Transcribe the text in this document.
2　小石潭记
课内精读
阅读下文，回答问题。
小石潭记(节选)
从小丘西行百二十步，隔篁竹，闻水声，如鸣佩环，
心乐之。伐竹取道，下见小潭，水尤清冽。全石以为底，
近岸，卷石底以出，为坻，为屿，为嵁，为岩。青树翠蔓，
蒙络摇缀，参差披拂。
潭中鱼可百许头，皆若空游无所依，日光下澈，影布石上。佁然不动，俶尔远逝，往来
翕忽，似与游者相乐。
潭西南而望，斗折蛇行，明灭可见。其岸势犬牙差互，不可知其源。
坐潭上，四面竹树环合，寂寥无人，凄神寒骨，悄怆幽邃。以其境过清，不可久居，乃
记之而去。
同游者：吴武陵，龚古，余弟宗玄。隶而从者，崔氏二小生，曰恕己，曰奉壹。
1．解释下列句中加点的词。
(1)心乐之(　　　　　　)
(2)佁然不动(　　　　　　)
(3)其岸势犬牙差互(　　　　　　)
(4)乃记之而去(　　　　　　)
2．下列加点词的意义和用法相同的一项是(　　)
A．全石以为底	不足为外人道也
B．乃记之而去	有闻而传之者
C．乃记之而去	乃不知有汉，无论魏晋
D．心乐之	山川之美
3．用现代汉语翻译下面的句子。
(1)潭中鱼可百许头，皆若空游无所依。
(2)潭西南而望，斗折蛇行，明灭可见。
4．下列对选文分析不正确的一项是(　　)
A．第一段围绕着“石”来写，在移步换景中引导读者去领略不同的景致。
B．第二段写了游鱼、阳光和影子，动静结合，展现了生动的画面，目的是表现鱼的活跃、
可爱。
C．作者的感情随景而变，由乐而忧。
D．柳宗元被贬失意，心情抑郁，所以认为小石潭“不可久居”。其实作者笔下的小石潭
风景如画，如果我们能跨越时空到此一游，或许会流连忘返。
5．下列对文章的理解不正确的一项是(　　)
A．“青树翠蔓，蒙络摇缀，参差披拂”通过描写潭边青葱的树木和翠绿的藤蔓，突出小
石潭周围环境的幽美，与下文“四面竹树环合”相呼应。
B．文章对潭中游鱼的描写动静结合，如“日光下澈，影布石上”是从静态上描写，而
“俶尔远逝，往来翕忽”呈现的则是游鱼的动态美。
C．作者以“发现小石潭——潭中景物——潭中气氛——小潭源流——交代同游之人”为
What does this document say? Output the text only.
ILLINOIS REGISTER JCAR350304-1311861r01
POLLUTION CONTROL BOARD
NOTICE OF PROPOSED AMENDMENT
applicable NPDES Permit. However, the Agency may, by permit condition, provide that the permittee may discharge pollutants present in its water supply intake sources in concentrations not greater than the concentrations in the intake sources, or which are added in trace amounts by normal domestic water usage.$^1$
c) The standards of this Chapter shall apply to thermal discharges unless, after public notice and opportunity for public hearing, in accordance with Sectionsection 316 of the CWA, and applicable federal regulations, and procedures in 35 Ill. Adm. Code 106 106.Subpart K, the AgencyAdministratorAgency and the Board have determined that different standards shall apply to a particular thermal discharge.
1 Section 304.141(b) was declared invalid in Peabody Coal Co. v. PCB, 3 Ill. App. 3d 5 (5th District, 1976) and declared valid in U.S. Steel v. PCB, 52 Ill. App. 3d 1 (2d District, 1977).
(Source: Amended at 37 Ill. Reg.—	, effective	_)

*Stated exercise*.
Every entry above needs to be quoted exactly.

*Solution for this problem*.
Transcribe the text in this document.
2　小石潭记
课内精读
阅读下文，回答问题。
小石潭记(节选)
从小丘西行百二十步，隔篁竹，闻水声，如鸣佩环，
心乐之。伐竹取道，下见小潭，水尤清冽。全石以为底，
近岸，卷石底以出，为坻，为屿，为嵁，为岩。青树翠蔓，
蒙络摇缀，参差披拂。
潭中鱼可百许头，皆若空游无所依，日光下澈，影布石上。佁然不动，俶尔远逝，往来
翕忽，似与游者相乐。
潭西南而望，斗折蛇行，明灭可见。其岸势犬牙差互，不可知其源。
坐潭上，四面竹树环合，寂寥无人，凄神寒骨，悄怆幽邃。以其境过清，不可久居，乃
记之而去。
同游者：吴武陵，龚古，余弟宗玄。隶而从者，崔氏二小生，曰恕己，曰奉壹。
1．解释下列句中加点的词。
(1)心乐之(　　　　　　)
(2)佁然不动(　　　　　　)
(3)其岸势犬牙差互(　　　　　　)
(4)乃记之而去(　　　　　　)
2．下列加点词的意义和用法相同的一项是(　　)
A．全石以为底	不足为外人道也
B．乃记之而去	有闻而传之者
C．乃记之而去	乃不知有汉，无论魏晋
D．心乐之	山川之美
3．用现代汉语翻译下面的句子。
(1)潭中鱼可百许头，皆若空游无所依。
(2)潭西南而望，斗折蛇行，明灭可见。
4．下列对选文分析不正确的一项是(　　)
A．第一段围绕着“石”来写，在移步换景中引导读者去领略不同的景致。
B．第二段写了游鱼、阳光和影子，动静结合，展现了生动的画面，目的是表现鱼的活跃、
可爱。
C．作者的感情随景而变，由乐而忧。
D．柳宗元被贬失意，心情抑郁，所以认为小石潭“不可久居”。其实作者笔下的小石潭
风景如画，如果我们能跨越时空到此一游，或许会流连忘返。
5．下列对文章的理解不正确的一项是(　　)
A．“青树翠蔓，蒙络摇缀，参差披拂”通过描写潭边青葱的树木和翠绿的藤蔓，突出小
石潭周围环境的幽美，与下文“四面竹树环合”相呼应。
B．文章对潭中游鱼的描写动静结合，如“日光下澈，影布石上”是从静态上描写，而
“俶尔远逝，往来翕忽”呈现的则是游鱼的动态美。
C．作者以“发现小石潭——潭中景物——潭中气氛——小潭源流——交代同游之人”为
What does this document say? Output the text only.
ILLINOIS REGISTER JCAR350304-1311861r01
POLLUTION CONTROL BOARD
NOTICE OF PROPOSED AMENDMENT
applicable NPDES Permit. However, the Agency may, by permit condition, provide that the permittee may discharge pollutants present in its water supply intake sources in concentrations not greater than the concentrations in the intake sources, or which are added in trace amounts by normal domestic water usage.$^1$
c) The standards of this Chapter shall apply to thermal discharges unless, after public notice and opportunity for public hearing, in accordance with Sectionsection 316 of the CWA, and applicable federal regulations, and procedures in 35 Ill. Adm. Code 106 106.Subpart K, the AgencyAdministratorAgency and the Board have determined that different standards shall apply to a particular thermal discharge.
1 Section 304.141(b) was declared invalid in Peabody Coal Co. v. PCB, 3 Ill. App. 3d 5 (5th District, 1976) and declared valid in U.S. Steel v. PCB, 52 Ill. App. 3d 1 (2d District, 1977).
(Source: Amended at 37 Ill. Reg.—	, effective	_)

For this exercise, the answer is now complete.